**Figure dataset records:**
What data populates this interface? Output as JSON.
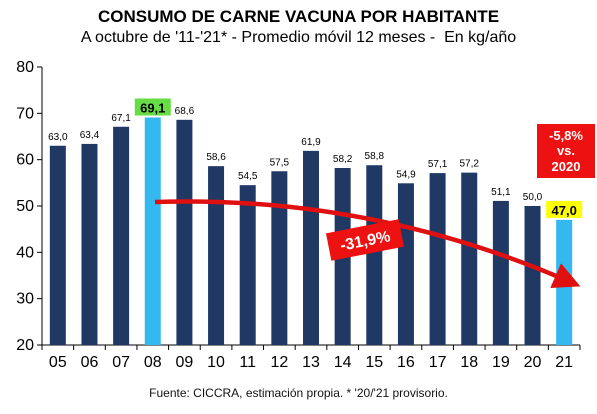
{
  "chart_data": {
    "type": "bar",
    "title": "CONSUMO DE CARNE VACUNA POR HABITANTE",
    "subtitle": "A octubre de '11-'21* - Promedio móvil 12 meses -  En kg/año",
    "categories": [
      "05",
      "06",
      "07",
      "08",
      "09",
      "10",
      "11",
      "12",
      "13",
      "14",
      "15",
      "16",
      "17",
      "18",
      "19",
      "20",
      "21"
    ],
    "values": [
      63.0,
      63.4,
      67.1,
      69.1,
      68.6,
      58.6,
      54.5,
      57.5,
      61.9,
      58.2,
      58.8,
      54.9,
      57.1,
      57.2,
      51.1,
      50.0,
      47.0
    ],
    "value_labels": [
      "63,0",
      "63,4",
      "67,1",
      "69,1",
      "68,6",
      "58,6",
      "54,5",
      "57,5",
      "61,9",
      "58,2",
      "58,8",
      "54,9",
      "57,1",
      "57,2",
      "51,1",
      "50,0",
      "47,0"
    ],
    "yticks": [
      20,
      30,
      40,
      50,
      60,
      70,
      80
    ],
    "ylim": [
      20,
      80
    ],
    "highlighted_categories": [
      "08",
      "21"
    ],
    "annotations": {
      "trend_change": "-31,9%",
      "vs_prev_line1": "-5,8%",
      "vs_prev_line2": "vs.",
      "vs_prev_line3": "2020"
    },
    "footer": "Fuente: CICCRA, estimación propia. * '20/'21 provisorio.",
    "colors": {
      "bar": "#1f3864",
      "highlight_bar": "#33b8f0",
      "arrow": "#e01010",
      "max_label_bg": "#66dd44",
      "last_label_bg": "#ffff00",
      "change_box": "#ee1111"
    }
  }
}
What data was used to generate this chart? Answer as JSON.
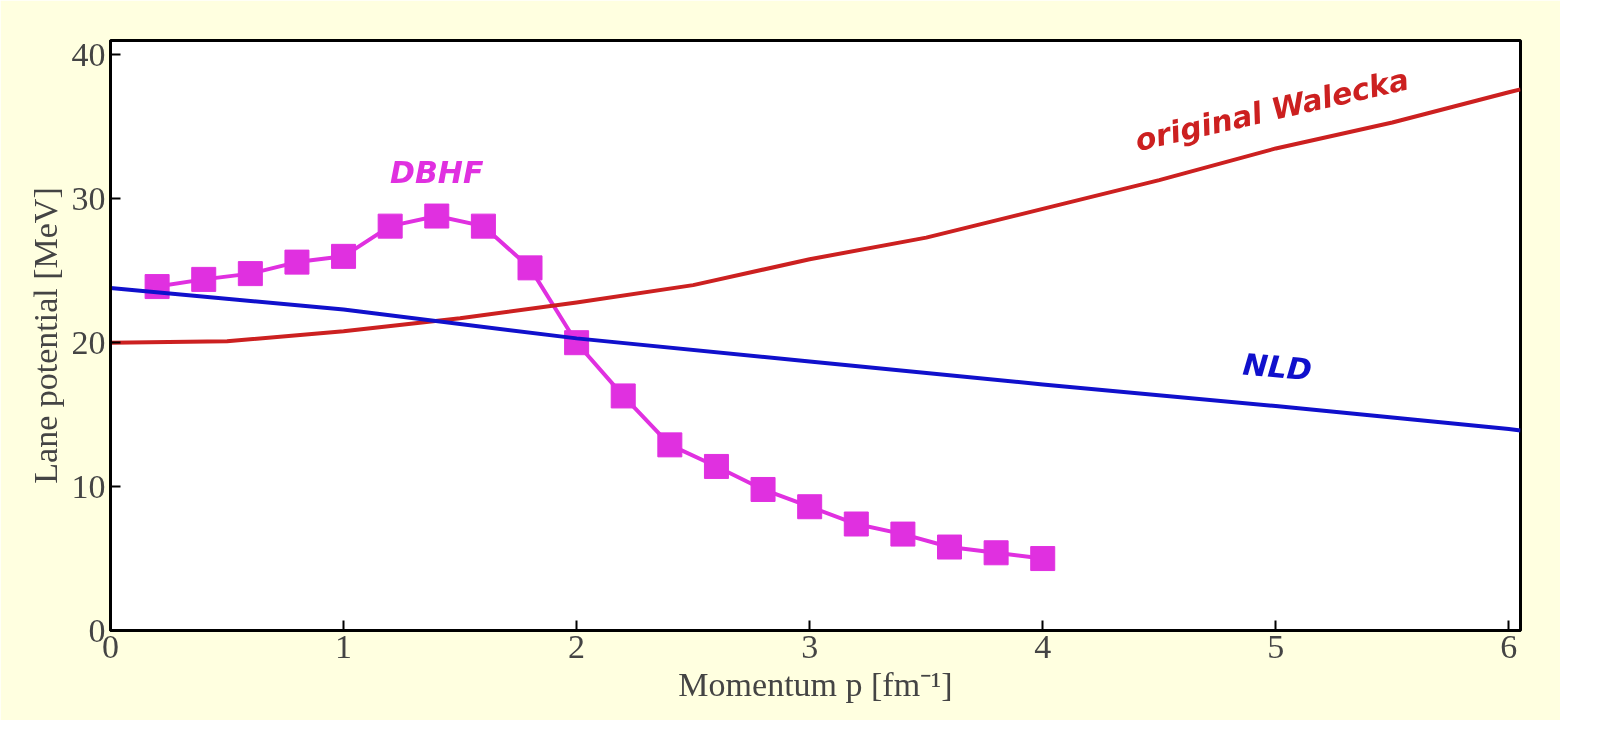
{
  "chart_data": {
    "type": "line",
    "xlabel": "Momentum p [fm⁻¹]",
    "ylabel": "Lane potential [MeV]",
    "xlim": [
      0,
      6.05
    ],
    "ylim": [
      0,
      41
    ],
    "xticks": [
      0,
      1,
      2,
      3,
      4,
      5,
      6
    ],
    "yticks": [
      0,
      10,
      20,
      30,
      40
    ],
    "grid": false,
    "series": [
      {
        "name": "DBHF",
        "color": "#e030e0",
        "marker": "square",
        "x": [
          0.2,
          0.4,
          0.6,
          0.8,
          1.0,
          1.2,
          1.4,
          1.6,
          1.8,
          2.0,
          2.2,
          2.4,
          2.6,
          2.8,
          3.0,
          3.2,
          3.4,
          3.6,
          3.8,
          4.0
        ],
        "values": [
          23.9,
          24.4,
          24.8,
          25.6,
          26.0,
          28.1,
          28.8,
          28.1,
          25.2,
          20.0,
          16.3,
          12.9,
          11.4,
          9.8,
          8.6,
          7.4,
          6.7,
          5.8,
          5.4,
          5.0
        ]
      },
      {
        "name": "original Walecka",
        "color": "#cc2020",
        "marker": "none",
        "x": [
          0,
          0.5,
          1,
          1.5,
          2,
          2.5,
          3,
          3.5,
          4,
          4.5,
          5,
          5.5,
          6,
          6.05
        ],
        "values": [
          20.0,
          20.1,
          20.8,
          21.7,
          22.8,
          24.0,
          25.8,
          27.3,
          29.3,
          31.3,
          33.5,
          35.3,
          37.4,
          37.6
        ]
      },
      {
        "name": "NLD",
        "color": "#1010cc",
        "marker": "none",
        "x": [
          0,
          1,
          2,
          3,
          4,
          5,
          6,
          6.05
        ],
        "values": [
          23.8,
          22.3,
          20.3,
          18.7,
          17.1,
          15.6,
          14.0,
          13.9
        ]
      }
    ]
  }
}
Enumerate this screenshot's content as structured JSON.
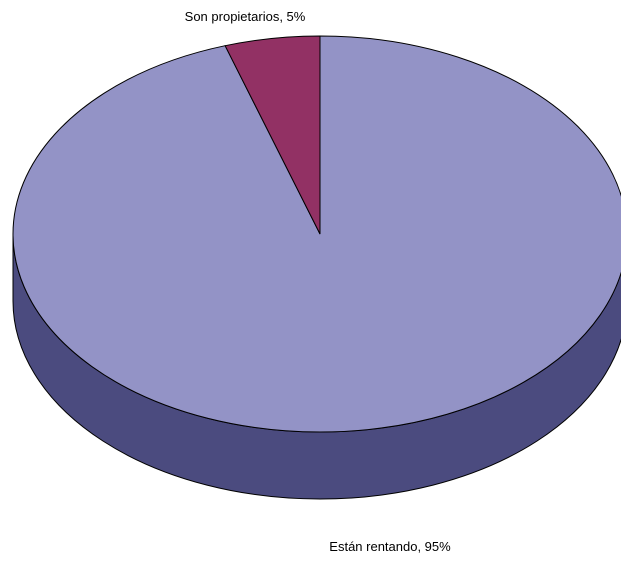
{
  "chart_data": {
    "type": "pie",
    "style": "3d",
    "title": "",
    "slices": [
      {
        "label": "Están rentando",
        "value": 95,
        "display": "Están rentando, 95%",
        "color": "#9393c6",
        "side_color": "#4b4b7f"
      },
      {
        "label": "Son propietarios",
        "value": 5,
        "display": "Son propietarios, 5%",
        "color": "#923164",
        "side_color": "#5a1e3e"
      }
    ],
    "legend": "none",
    "outline_color": "#000000"
  }
}
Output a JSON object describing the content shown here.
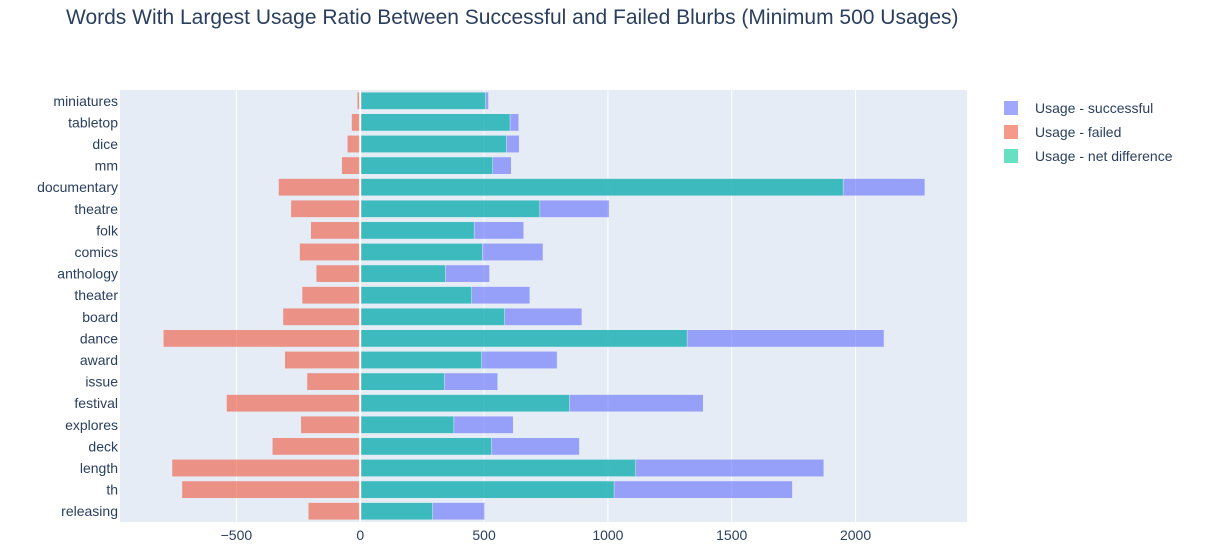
{
  "chart_data": {
    "type": "bar",
    "orientation": "horizontal",
    "barmode": "overlay",
    "title": "Words With Largest Usage Ratio Between Successful and Failed Blurbs (Minimum 500 Usages)",
    "xlabel": "",
    "ylabel": "",
    "xlim": [
      -970,
      2450
    ],
    "xticks": [
      -500,
      0,
      500,
      1000,
      1500,
      2000
    ],
    "xtick_labels": [
      "−500",
      "0",
      "500",
      "1000",
      "1500",
      "2000"
    ],
    "categories": [
      "miniatures",
      "tabletop",
      "dice",
      "mm",
      "documentary",
      "theatre",
      "folk",
      "comics",
      "anthology",
      "theater",
      "board",
      "dance",
      "award",
      "issue",
      "festival",
      "explores",
      "deck",
      "length",
      "th",
      "releasing"
    ],
    "series": [
      {
        "name": "Usage - successful",
        "color": "#636efa",
        "values": [
          518,
          640,
          642,
          610,
          2280,
          1005,
          660,
          738,
          522,
          685,
          895,
          2115,
          795,
          555,
          1385,
          618,
          885,
          1872,
          1745,
          502
        ]
      },
      {
        "name": "Usage - failed",
        "color": "#ef553b",
        "values": [
          -12,
          -35,
          -52,
          -75,
          -330,
          -280,
          -200,
          -245,
          -178,
          -235,
          -312,
          -795,
          -305,
          -215,
          -540,
          -240,
          -355,
          -760,
          -720,
          -210
        ]
      },
      {
        "name": "Usage - net difference",
        "color": "#00cc96",
        "values": [
          506,
          605,
          590,
          535,
          1950,
          725,
          460,
          493,
          344,
          450,
          583,
          1320,
          490,
          340,
          845,
          378,
          530,
          1112,
          1025,
          292
        ]
      }
    ],
    "legend_position": "top-right",
    "grid": true,
    "plot_background": "#e5ecf6"
  }
}
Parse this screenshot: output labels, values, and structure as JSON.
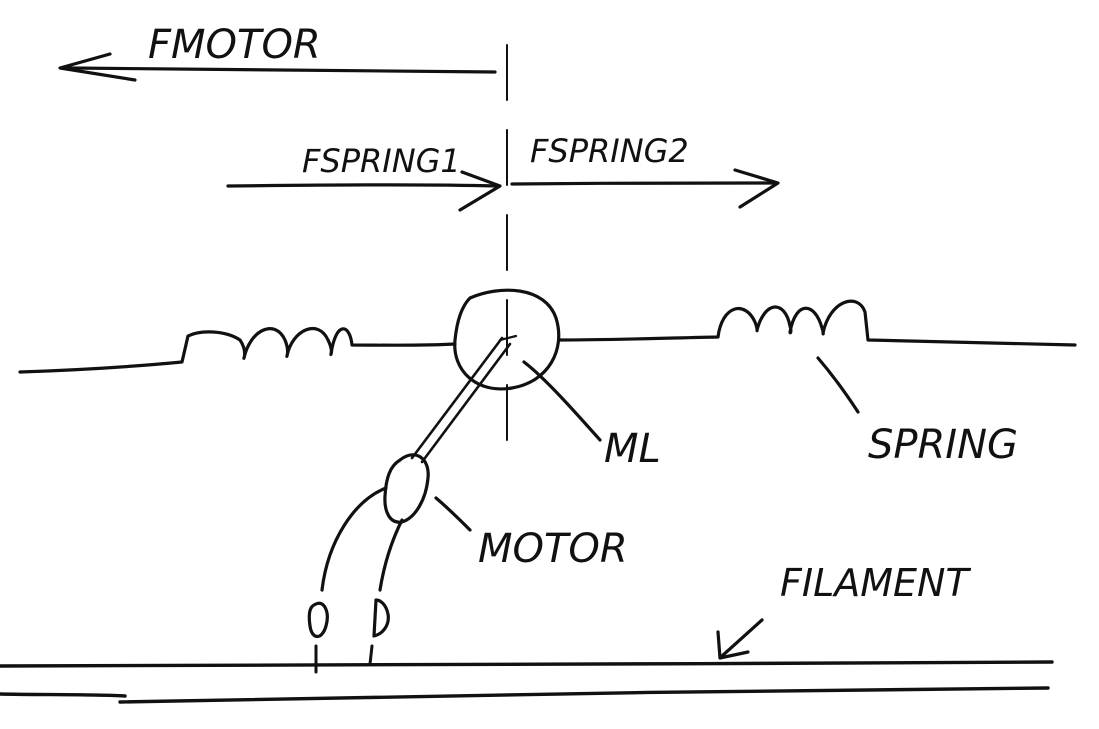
{
  "labels": {
    "f_motor": "FMOTOR",
    "f_spring1": "FSPRING1",
    "f_spring2": "FSPRING2",
    "ml": "ML",
    "spring": "SPRING",
    "motor": "MOTOR",
    "filament": "FILAMENT"
  },
  "colors": {
    "ink": "#111111",
    "paper": "#ffffff"
  }
}
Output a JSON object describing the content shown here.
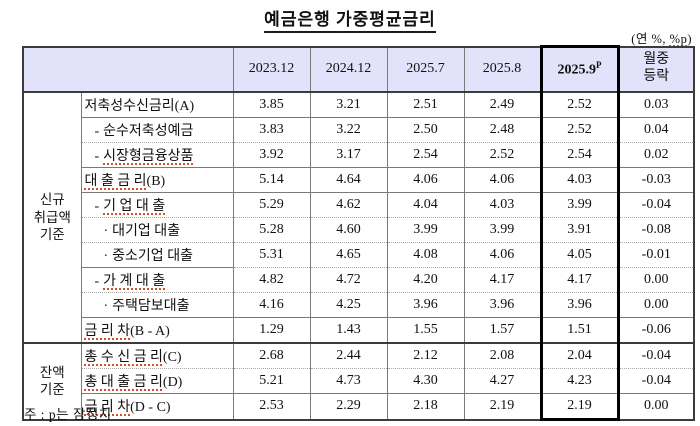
{
  "title": "예금은행 가중평균금리",
  "unit_note": {
    "pre": "(연 %, ",
    "highlight": "%p",
    "post": ")"
  },
  "footnote": "주 : p는 잠정치",
  "colors": {
    "header_bg": "#e2e2fa",
    "grid_dark": "#3c3c3c",
    "grid_solid": "#7a7a7a",
    "grid_dotted": "#a8a8a8",
    "highlight_box": "#000000",
    "spellcheck_underline": "#d4502a",
    "text": "#111111"
  },
  "table": {
    "columns": [
      {
        "label": "2023.12"
      },
      {
        "label": "2024.12"
      },
      {
        "label": "2025.7"
      },
      {
        "label": "2025.8"
      },
      {
        "label": "2025.9",
        "sup": "P",
        "bold": true
      },
      {
        "label": "월중\n등락"
      }
    ],
    "highlight_col": 4,
    "groups": [
      {
        "name": "group-new-transactions",
        "label": "신규\n취급액\n기준",
        "start": 0,
        "span": 10
      },
      {
        "name": "group-balance",
        "label": "잔액\n기준",
        "start": 10,
        "span": 3
      }
    ],
    "rows": [
      {
        "prefix": "",
        "text": "저축성수신금리",
        "suffix": "(A)",
        "underline": false,
        "indent": 0,
        "divider": "none",
        "values": [
          "3.85",
          "3.21",
          "2.51",
          "2.49",
          "2.52",
          "0.03"
        ]
      },
      {
        "prefix": "-",
        "text": "순수저축성예금",
        "suffix": "",
        "underline": false,
        "indent": 1,
        "divider": "solid",
        "values": [
          "3.83",
          "3.22",
          "2.50",
          "2.48",
          "2.52",
          "0.04"
        ]
      },
      {
        "prefix": "-",
        "text": "시장형금융상품",
        "suffix": "",
        "underline": true,
        "indent": 1,
        "divider": "dotted",
        "values": [
          "3.92",
          "3.17",
          "2.54",
          "2.52",
          "2.54",
          "0.02"
        ]
      },
      {
        "prefix": "",
        "text": "대 출 금 리",
        "suffix": "(B)",
        "underline": true,
        "indent": 0,
        "divider": "solid",
        "values": [
          "5.14",
          "4.64",
          "4.06",
          "4.06",
          "4.03",
          "-0.03"
        ]
      },
      {
        "prefix": "-",
        "text": "기 업 대 출",
        "suffix": "",
        "underline": true,
        "indent": 1,
        "divider": "solid",
        "values": [
          "5.29",
          "4.62",
          "4.04",
          "4.03",
          "3.99",
          "-0.04"
        ]
      },
      {
        "prefix": "·",
        "text": "대기업 대출",
        "suffix": "",
        "underline": false,
        "indent": 2,
        "divider": "dotted",
        "values": [
          "5.28",
          "4.60",
          "3.99",
          "3.99",
          "3.91",
          "-0.08"
        ]
      },
      {
        "prefix": "·",
        "text": "중소기업 대출",
        "suffix": "",
        "underline": false,
        "indent": 2,
        "divider": "dotted",
        "values": [
          "5.31",
          "4.65",
          "4.08",
          "4.06",
          "4.05",
          "-0.01"
        ]
      },
      {
        "prefix": "-",
        "text": "가 계 대 출",
        "suffix": "",
        "underline": true,
        "indent": 1,
        "divider": "dotted",
        "label_divider": "solid",
        "values": [
          "4.82",
          "4.72",
          "4.20",
          "4.17",
          "4.17",
          "0.00"
        ]
      },
      {
        "prefix": "·",
        "text": "주택담보대출",
        "suffix": "",
        "underline": false,
        "indent": 2,
        "divider": "dotted",
        "values": [
          "4.16",
          "4.25",
          "3.96",
          "3.96",
          "3.96",
          "0.00"
        ]
      },
      {
        "prefix": "",
        "text": "금 리 차",
        "suffix": "(B - A)",
        "underline": true,
        "indent": 0,
        "divider": "solid",
        "values": [
          "1.29",
          "1.43",
          "1.55",
          "1.57",
          "1.51",
          "-0.06"
        ]
      },
      {
        "prefix": "",
        "text": "총 수 신 금 리",
        "suffix": "(C)",
        "underline": true,
        "indent": 0,
        "divider": "group",
        "values": [
          "2.68",
          "2.44",
          "2.12",
          "2.08",
          "2.04",
          "-0.04"
        ]
      },
      {
        "prefix": "",
        "text": "총 대 출 금 리",
        "suffix": "(D)",
        "underline": true,
        "indent": 0,
        "divider": "dotted",
        "values": [
          "5.21",
          "4.73",
          "4.30",
          "4.27",
          "4.23",
          "-0.04"
        ]
      },
      {
        "prefix": "",
        "text": "금 리 차",
        "suffix": "(D - C)",
        "underline": true,
        "indent": 0,
        "divider": "solid",
        "values": [
          "2.53",
          "2.29",
          "2.18",
          "2.19",
          "2.19",
          "0.00"
        ]
      }
    ]
  }
}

**Aim of the task:** Search the records above for the string "display". Copy every line that contains it.

**Result:**
        "display": "Están rentando, 95%",
        "display": "Son propietarios, 5%",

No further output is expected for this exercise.